» **TASK INSTRUCTIONS**: In the records below, work out how many lines hold the word "rasante". Report the number alone.

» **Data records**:
** START **
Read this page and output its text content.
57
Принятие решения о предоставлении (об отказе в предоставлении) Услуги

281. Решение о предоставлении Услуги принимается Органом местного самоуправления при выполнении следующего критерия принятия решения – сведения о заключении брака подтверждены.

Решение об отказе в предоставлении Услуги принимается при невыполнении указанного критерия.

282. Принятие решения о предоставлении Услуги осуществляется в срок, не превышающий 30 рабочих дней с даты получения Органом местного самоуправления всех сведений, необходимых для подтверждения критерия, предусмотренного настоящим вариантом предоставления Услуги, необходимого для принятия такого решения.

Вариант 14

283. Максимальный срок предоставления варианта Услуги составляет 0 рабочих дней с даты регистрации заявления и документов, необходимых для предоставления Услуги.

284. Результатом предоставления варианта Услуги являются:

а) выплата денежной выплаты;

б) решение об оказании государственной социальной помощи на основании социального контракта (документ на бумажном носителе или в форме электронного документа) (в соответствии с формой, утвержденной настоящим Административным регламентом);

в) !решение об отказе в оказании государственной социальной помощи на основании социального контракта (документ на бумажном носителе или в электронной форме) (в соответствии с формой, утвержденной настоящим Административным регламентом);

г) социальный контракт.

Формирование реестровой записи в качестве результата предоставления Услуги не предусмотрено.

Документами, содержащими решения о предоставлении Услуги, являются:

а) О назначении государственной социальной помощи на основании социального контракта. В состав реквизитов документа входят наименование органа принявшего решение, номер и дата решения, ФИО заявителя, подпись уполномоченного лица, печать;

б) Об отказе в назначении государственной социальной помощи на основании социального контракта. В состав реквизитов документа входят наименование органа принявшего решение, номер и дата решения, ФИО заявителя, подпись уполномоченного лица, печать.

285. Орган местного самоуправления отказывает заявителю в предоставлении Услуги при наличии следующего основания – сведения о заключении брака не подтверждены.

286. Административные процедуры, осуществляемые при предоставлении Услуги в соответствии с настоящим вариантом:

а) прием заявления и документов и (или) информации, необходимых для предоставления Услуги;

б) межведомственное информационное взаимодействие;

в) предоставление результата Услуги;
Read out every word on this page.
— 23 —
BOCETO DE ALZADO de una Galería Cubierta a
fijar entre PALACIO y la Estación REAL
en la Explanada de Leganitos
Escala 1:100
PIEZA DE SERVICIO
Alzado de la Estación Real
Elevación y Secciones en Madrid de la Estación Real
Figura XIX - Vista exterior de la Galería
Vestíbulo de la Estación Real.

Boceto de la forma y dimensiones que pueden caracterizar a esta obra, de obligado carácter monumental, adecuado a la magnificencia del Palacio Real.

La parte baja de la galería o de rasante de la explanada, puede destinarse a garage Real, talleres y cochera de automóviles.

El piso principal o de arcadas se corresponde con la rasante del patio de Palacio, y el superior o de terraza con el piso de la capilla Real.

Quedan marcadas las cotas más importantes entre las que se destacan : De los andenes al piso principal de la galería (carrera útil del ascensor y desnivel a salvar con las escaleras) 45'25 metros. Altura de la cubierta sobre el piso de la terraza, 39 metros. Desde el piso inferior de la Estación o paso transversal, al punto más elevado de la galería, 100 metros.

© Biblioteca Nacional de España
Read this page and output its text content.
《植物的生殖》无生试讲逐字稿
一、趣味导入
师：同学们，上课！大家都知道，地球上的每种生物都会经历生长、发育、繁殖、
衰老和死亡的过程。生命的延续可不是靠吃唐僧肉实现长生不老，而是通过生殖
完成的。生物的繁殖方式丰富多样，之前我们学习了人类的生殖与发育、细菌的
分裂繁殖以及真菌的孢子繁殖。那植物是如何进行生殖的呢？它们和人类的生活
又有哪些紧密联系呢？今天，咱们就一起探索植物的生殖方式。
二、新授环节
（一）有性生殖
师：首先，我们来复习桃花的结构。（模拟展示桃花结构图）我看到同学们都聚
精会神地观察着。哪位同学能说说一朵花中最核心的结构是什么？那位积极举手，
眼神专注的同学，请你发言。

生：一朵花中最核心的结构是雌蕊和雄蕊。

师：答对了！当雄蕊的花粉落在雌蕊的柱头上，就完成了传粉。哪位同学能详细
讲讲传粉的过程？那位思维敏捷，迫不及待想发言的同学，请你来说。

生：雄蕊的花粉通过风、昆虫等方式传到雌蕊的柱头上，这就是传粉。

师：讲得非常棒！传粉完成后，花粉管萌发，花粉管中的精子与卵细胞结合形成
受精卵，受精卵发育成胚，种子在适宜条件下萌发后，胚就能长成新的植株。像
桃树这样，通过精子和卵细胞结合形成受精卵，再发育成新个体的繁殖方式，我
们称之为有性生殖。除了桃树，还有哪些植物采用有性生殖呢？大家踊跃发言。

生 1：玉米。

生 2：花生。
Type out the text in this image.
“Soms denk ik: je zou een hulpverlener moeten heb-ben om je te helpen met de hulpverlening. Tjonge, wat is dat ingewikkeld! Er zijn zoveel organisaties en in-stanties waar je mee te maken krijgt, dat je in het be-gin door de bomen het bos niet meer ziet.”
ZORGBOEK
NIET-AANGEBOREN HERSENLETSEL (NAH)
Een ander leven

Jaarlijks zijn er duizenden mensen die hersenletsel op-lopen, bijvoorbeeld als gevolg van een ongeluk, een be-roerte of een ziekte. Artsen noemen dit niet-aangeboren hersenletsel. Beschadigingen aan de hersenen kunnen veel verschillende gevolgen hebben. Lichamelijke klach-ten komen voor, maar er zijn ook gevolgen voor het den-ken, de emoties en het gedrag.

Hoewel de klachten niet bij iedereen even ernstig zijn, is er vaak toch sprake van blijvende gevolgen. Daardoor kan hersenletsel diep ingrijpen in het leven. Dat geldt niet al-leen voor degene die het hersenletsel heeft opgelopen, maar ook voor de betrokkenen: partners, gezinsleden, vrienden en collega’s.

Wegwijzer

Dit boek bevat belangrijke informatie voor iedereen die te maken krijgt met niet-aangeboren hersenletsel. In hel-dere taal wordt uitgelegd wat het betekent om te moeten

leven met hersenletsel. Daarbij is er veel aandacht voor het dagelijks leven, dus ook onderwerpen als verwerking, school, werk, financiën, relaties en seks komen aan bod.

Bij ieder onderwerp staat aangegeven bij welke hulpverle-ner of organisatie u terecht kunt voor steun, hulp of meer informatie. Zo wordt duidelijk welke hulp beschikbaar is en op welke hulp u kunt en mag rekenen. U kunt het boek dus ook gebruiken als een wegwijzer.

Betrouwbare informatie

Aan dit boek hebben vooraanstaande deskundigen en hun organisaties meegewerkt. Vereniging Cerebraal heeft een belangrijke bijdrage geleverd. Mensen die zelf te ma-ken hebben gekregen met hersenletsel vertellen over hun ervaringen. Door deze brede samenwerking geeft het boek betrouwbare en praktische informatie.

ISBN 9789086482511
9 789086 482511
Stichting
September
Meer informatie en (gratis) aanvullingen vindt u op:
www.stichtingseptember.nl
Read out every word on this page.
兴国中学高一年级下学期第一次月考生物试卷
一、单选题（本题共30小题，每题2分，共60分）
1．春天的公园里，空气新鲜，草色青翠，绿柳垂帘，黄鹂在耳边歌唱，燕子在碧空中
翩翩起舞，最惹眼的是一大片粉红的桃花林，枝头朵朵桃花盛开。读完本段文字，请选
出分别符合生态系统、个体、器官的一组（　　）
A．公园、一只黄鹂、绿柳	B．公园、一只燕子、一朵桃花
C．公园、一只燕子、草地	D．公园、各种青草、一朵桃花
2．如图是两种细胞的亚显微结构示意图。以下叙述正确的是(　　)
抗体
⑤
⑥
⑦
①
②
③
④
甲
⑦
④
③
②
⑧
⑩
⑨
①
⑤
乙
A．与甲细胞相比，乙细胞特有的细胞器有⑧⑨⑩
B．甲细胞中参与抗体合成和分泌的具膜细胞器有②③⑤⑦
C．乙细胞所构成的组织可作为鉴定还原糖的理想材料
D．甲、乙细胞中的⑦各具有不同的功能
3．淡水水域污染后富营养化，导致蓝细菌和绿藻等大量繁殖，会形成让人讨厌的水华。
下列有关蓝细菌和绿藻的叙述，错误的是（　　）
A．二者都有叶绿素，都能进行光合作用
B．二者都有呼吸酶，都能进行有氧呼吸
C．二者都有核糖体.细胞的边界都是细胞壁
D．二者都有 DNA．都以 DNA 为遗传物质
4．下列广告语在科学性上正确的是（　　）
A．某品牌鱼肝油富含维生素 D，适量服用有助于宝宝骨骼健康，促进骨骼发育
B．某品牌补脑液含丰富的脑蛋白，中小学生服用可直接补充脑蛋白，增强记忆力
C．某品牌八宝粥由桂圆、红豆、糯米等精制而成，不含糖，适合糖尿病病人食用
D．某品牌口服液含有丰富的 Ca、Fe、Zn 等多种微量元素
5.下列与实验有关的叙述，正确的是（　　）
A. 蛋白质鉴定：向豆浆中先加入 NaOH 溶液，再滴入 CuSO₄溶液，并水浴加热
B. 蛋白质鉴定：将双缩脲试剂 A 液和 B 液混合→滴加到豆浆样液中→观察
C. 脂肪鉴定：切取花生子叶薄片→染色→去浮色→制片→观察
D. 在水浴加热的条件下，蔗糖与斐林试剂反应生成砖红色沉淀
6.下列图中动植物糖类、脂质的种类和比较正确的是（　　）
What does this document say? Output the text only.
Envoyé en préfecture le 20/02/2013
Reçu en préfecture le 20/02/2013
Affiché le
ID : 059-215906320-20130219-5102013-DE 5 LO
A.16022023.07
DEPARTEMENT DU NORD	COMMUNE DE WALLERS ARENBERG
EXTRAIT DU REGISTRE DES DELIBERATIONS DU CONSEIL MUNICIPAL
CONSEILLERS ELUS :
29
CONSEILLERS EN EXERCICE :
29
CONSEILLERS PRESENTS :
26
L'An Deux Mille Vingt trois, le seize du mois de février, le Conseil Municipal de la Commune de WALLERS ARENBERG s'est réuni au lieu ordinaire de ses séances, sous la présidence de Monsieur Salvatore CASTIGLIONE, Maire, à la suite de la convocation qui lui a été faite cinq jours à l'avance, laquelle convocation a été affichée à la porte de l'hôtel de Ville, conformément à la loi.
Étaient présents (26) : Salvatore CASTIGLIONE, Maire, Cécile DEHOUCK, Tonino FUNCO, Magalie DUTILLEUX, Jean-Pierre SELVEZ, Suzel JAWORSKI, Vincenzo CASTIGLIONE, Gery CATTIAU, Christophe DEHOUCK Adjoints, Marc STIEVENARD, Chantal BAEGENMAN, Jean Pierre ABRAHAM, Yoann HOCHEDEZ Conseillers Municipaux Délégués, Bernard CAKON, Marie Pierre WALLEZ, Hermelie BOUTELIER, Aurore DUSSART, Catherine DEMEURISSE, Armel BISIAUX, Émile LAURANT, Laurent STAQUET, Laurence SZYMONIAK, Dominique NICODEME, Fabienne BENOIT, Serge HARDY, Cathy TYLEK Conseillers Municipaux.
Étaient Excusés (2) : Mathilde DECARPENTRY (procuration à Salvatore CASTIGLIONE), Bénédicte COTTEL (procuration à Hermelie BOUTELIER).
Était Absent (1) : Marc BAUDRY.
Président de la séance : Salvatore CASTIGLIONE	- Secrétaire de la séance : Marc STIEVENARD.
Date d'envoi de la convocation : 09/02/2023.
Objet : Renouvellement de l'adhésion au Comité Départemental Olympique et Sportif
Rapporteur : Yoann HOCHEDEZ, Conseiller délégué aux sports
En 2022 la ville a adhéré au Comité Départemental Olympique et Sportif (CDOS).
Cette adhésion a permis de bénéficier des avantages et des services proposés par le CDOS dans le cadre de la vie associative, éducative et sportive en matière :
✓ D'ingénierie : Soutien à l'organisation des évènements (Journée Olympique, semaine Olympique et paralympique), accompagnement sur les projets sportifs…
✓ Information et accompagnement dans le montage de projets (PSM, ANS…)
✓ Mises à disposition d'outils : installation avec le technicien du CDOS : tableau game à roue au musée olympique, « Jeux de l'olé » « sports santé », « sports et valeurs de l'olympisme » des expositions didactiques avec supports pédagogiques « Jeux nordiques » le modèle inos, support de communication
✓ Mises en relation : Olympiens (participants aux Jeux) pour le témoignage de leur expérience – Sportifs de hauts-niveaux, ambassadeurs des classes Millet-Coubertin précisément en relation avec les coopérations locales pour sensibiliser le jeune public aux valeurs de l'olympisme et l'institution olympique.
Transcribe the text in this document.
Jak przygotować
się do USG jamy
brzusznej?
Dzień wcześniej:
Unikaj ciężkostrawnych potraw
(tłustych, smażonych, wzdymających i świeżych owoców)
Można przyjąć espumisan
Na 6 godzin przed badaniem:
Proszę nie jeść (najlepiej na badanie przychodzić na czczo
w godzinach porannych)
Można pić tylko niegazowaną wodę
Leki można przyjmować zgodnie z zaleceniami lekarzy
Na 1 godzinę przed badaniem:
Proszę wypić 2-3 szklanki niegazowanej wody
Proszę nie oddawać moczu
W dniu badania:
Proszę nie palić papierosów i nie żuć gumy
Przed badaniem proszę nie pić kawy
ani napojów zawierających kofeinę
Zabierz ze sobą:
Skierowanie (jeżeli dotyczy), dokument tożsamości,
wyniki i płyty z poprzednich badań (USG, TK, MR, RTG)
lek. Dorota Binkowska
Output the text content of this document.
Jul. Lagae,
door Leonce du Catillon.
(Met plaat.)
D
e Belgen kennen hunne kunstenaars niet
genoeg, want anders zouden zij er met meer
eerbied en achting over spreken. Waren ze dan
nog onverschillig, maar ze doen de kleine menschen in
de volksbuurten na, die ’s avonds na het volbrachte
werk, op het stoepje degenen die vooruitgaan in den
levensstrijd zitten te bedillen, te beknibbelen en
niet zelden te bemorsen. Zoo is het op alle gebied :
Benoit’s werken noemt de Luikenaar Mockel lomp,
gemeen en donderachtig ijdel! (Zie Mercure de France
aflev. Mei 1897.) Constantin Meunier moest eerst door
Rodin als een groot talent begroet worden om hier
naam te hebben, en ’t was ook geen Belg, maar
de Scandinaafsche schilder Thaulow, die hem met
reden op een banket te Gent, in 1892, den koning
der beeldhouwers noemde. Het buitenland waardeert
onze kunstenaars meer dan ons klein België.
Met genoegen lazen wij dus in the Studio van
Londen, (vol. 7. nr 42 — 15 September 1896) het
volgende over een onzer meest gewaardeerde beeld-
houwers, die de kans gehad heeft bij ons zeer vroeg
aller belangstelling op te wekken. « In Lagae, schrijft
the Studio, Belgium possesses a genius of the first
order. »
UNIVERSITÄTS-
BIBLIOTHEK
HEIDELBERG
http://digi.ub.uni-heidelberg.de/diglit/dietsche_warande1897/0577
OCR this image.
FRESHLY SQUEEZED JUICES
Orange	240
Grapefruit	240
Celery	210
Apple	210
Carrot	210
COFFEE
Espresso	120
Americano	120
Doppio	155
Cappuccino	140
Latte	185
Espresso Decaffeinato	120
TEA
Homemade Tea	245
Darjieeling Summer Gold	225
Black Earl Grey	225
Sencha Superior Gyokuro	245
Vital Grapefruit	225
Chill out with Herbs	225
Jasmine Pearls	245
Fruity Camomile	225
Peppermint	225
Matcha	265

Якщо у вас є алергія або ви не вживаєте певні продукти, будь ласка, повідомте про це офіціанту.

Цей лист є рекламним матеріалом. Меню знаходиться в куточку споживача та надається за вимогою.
** END **
» **WRITTEN ANSWER**: 2